▶ **Problem**
Reproduce every record below exactly as written, leaving out any pictures.

▶ **Stored rows**
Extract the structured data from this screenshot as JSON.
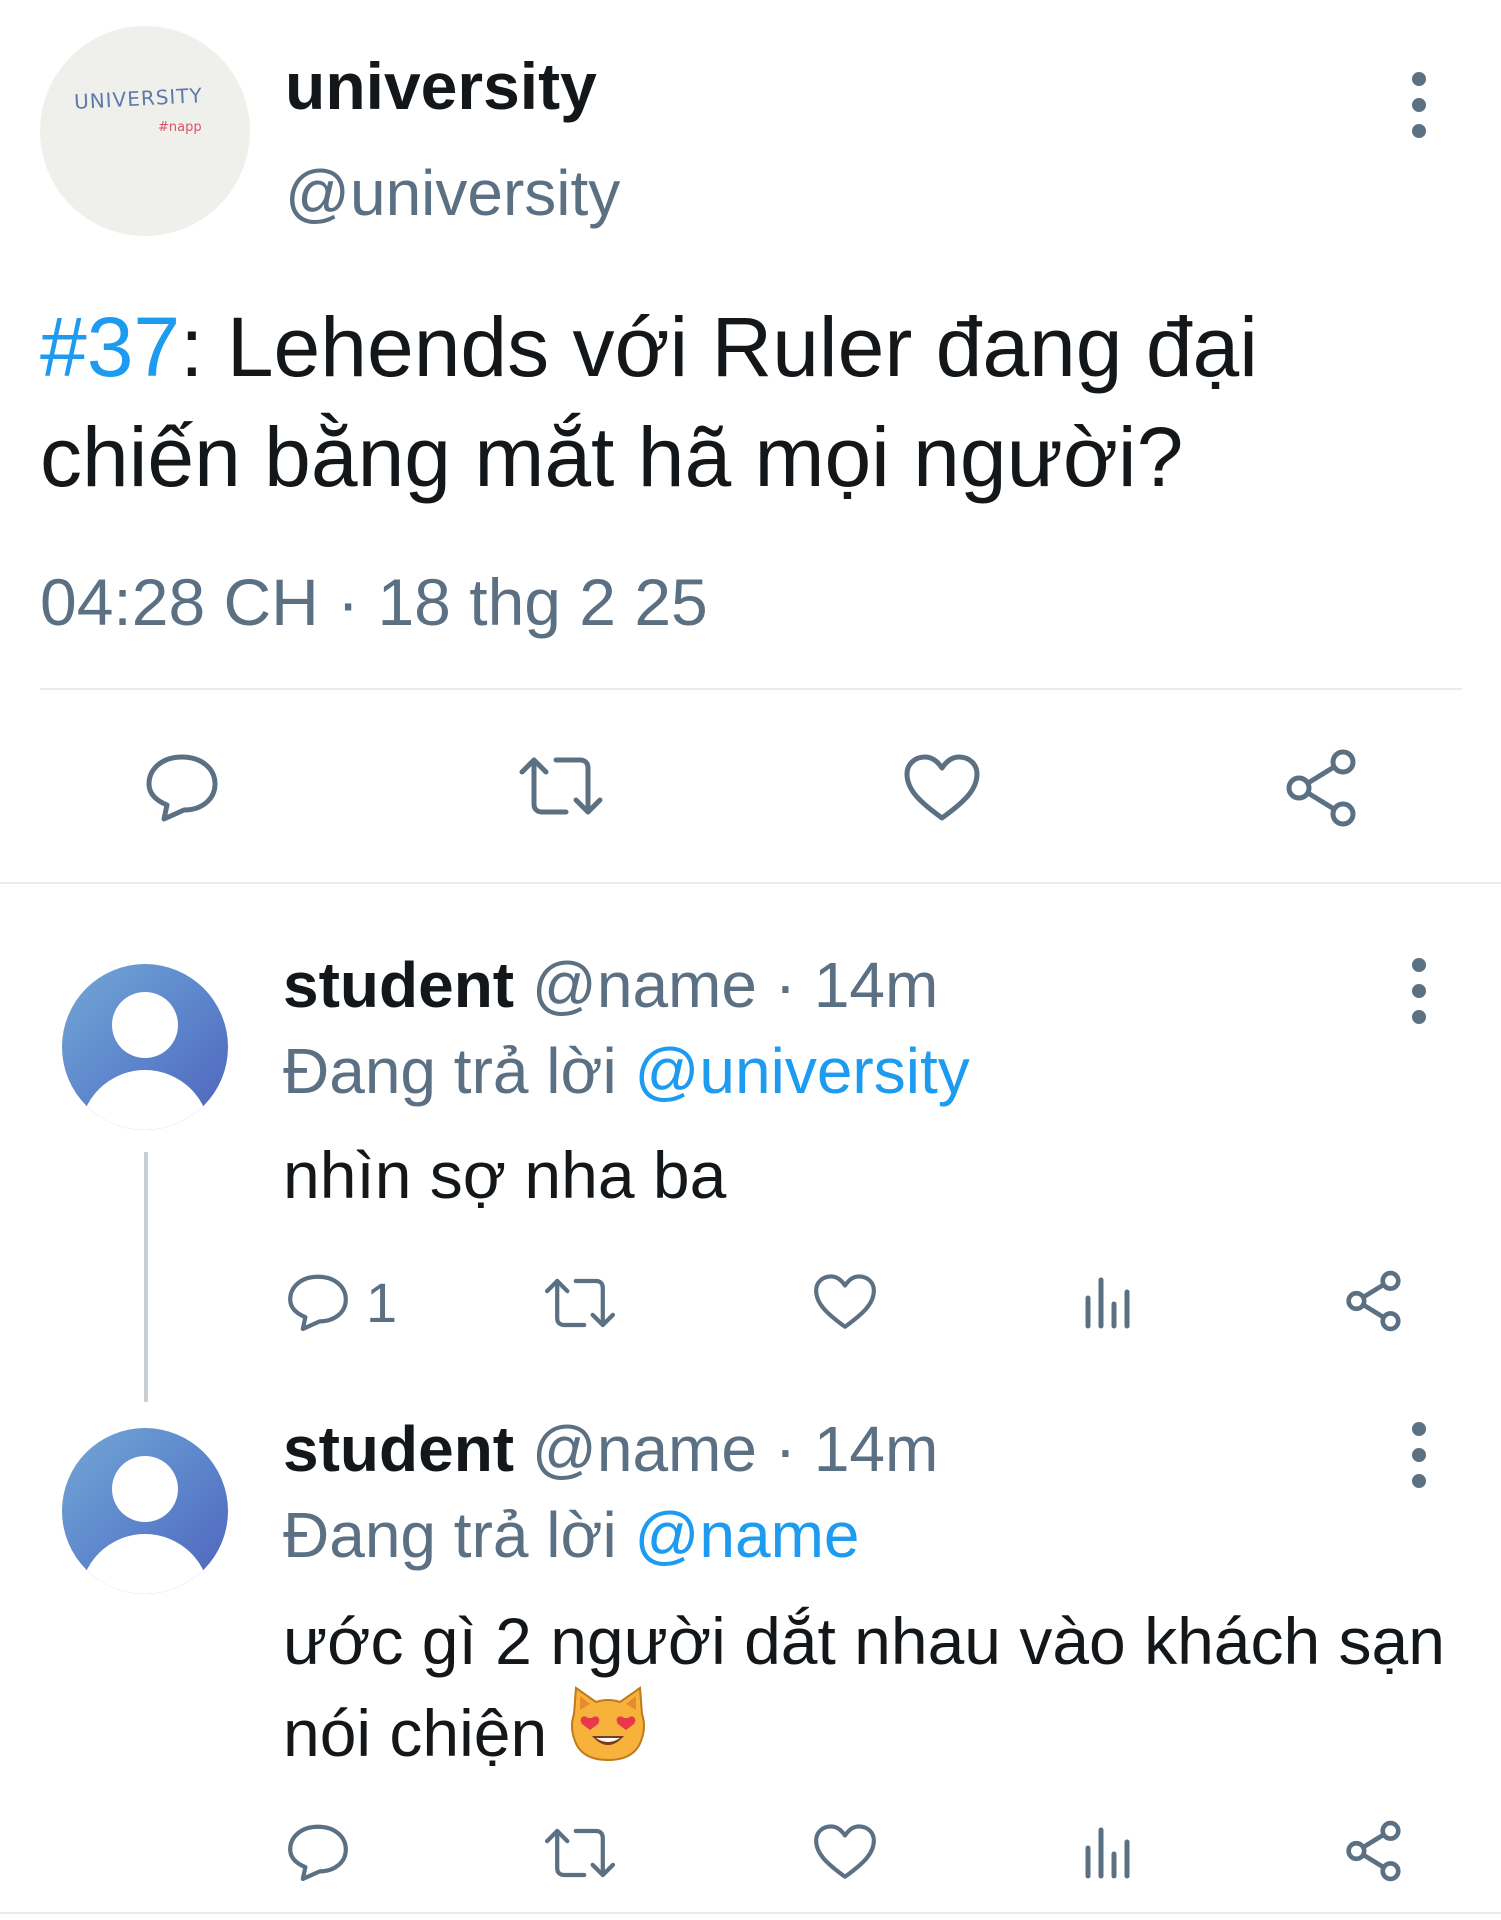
{
  "main_tweet": {
    "avatar_logo_text": "UNIVERSITY",
    "avatar_logo_sub": "#napp",
    "display_name": "university",
    "handle": "@university",
    "hashtag": "#37",
    "text": ": Lehends với Ruler đang đại chiến bằng mắt hã mọi người?",
    "timestamp": "04:28 CH · 18 thg 2 25",
    "actions": [
      "reply-icon",
      "retweet-icon",
      "like-icon",
      "share-icon"
    ]
  },
  "replies": [
    {
      "name": "student",
      "handle": "@name",
      "time": "· 14m",
      "replying_prefix": "Đang trả lời",
      "replying_to": "@university",
      "text": "nhìn sợ nha ba",
      "reply_count": "1",
      "actions": [
        "reply-icon",
        "retweet-icon",
        "like-icon",
        "analytics-icon",
        "share-icon"
      ]
    },
    {
      "name": "student",
      "handle": "@name",
      "time": "· 14m",
      "replying_prefix": "Đang trả lời",
      "replying_to": "@name",
      "text": "ước gì 2 người dắt nhau vào khách sạn nói chiện",
      "emoji": "smiling-cat-heart-eyes",
      "actions": [
        "reply-icon",
        "retweet-icon",
        "like-icon",
        "analytics-icon",
        "share-icon"
      ]
    }
  ],
  "colors": {
    "accent": "#1d9bf0",
    "secondary_text": "#5b7083",
    "primary_text": "#14171a",
    "divider": "#e6ecf0"
  }
}
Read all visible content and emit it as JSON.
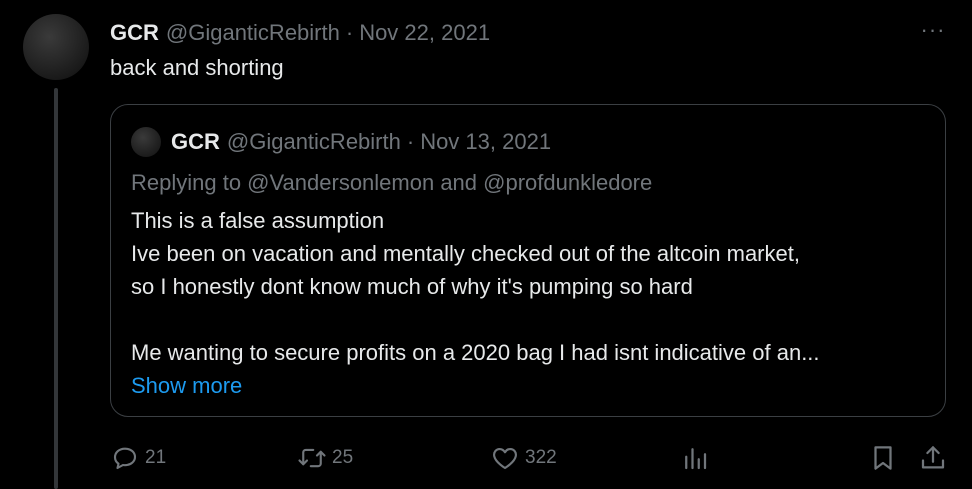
{
  "tweet": {
    "author_name": "GCR",
    "author_handle": "@GiganticRebirth",
    "separator": "·",
    "date": "Nov 22, 2021",
    "text": "back and shorting",
    "more_label": "···"
  },
  "quote": {
    "author_name": "GCR",
    "author_handle": "@GiganticRebirth",
    "separator": "·",
    "date": "Nov 13, 2021",
    "replying_to": "Replying to @Vandersonlemon and @profdunkledore",
    "lines": [
      "This is a false assumption",
      "Ive been on vacation and mentally checked out of the altcoin market,",
      "so I honestly dont know much of why it's pumping so hard",
      "Me wanting to secure profits on a 2020 bag I had isnt indicative of an..."
    ],
    "show_more": "Show more"
  },
  "actions": {
    "reply_count": "21",
    "retweet_count": "25",
    "like_count": "322",
    "icons": [
      "reply-icon",
      "retweet-icon",
      "like-icon",
      "views-icon",
      "bookmark-icon",
      "share-icon"
    ]
  },
  "colors": {
    "background": "#000000",
    "text": "#e7e9ea",
    "muted": "#71767b",
    "link": "#1d9bf0",
    "border": "#3b3f43"
  }
}
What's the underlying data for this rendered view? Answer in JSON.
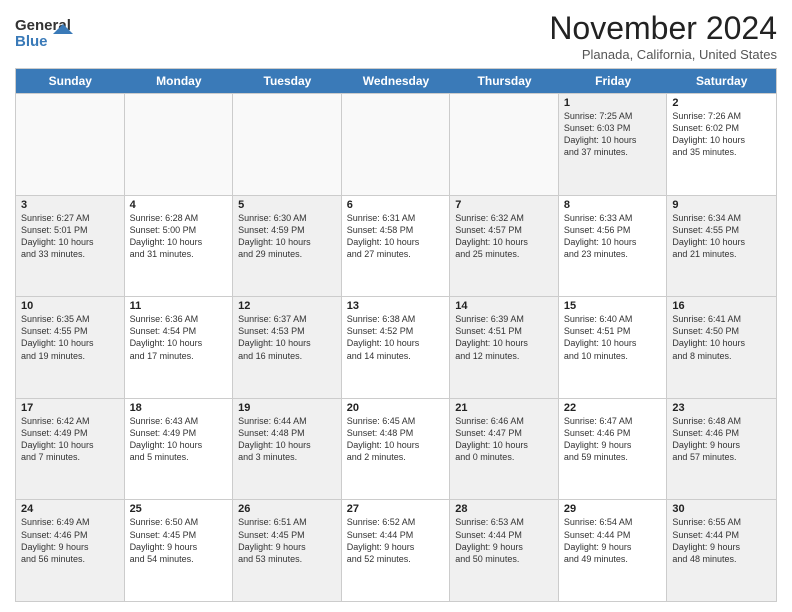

▶ **Written response**
Extract the structured data from this screenshot as JSON.
{
  "main_tweet": {
    "avatar_logo_text": "UNIVERSITY",
    "avatar_logo_sub": "#napp",
    "display_name": "university",
    "handle": "@university",
    "hashtag": "#37",
    "text": ": Lehends với Ruler đang đại chiến bằng mắt hã mọi người?",
    "timestamp": "04:28 CH · 18 thg 2 25",
    "actions": [
      "reply-icon",
      "retweet-icon",
      "like-icon",
      "share-icon"
    ]
  },
  "replies": [
    {
      "name": "student",
      "handle": "@name",
      "time": "· 14m",
      "replying_prefix": "Đang trả lời",
      "replying_to": "@university",
      "text": "nhìn sợ nha ba",
      "reply_count": "1",
      "actions": [
        "reply-icon",
        "retweet-icon",
        "like-icon",
        "analytics-icon",
        "share-icon"
      ]
    },
    {
      "name": "student",
      "handle": "@name",
      "time": "· 14m",
      "replying_prefix": "Đang trả lời",
      "replying_to": "@name",
      "text": "ước gì 2 người dắt nhau vào khách sạn nói chiện",
      "emoji": "smiling-cat-heart-eyes",
      "actions": [
        "reply-icon",
        "retweet-icon",
        "like-icon",
        "analytics-icon",
        "share-icon"
      ]
    }
  ],
  "colors": {
    "accent": "#1d9bf0",
    "secondary_text": "#5b7083",
    "primary_text": "#14171a",
    "divider": "#e6ecf0"
  }
}
Read all visible content and emit it as JSON.
{
  "tweet": {
    "author_name": "GCR",
    "author_handle": "@GiganticRebirth",
    "separator": "·",
    "date": "Nov 22, 2021",
    "text": "back and shorting",
    "more_label": "···"
  },
  "quote": {
    "author_name": "GCR",
    "author_handle": "@GiganticRebirth",
    "separator": "·",
    "date": "Nov 13, 2021",
    "replying_to": "Replying to @Vandersonlemon and @profdunkledore",
    "lines": [
      "This is a false assumption",
      "Ive been on vacation and mentally checked out of the altcoin market,",
      "so I honestly dont know much of why it's pumping so hard",
      "Me wanting to secure profits on a 2020 bag I had isnt indicative of an..."
    ],
    "show_more": "Show more"
  },
  "actions": {
    "reply_count": "21",
    "retweet_count": "25",
    "like_count": "322",
    "icons": [
      "reply-icon",
      "retweet-icon",
      "like-icon",
      "views-icon",
      "bookmark-icon",
      "share-icon"
    ]
  },
  "colors": {
    "background": "#000000",
    "text": "#e7e9ea",
    "muted": "#71767b",
    "link": "#1d9bf0",
    "border": "#3b3f43"
  }
}
What's the underlying data for this rendered view? Answer in JSON.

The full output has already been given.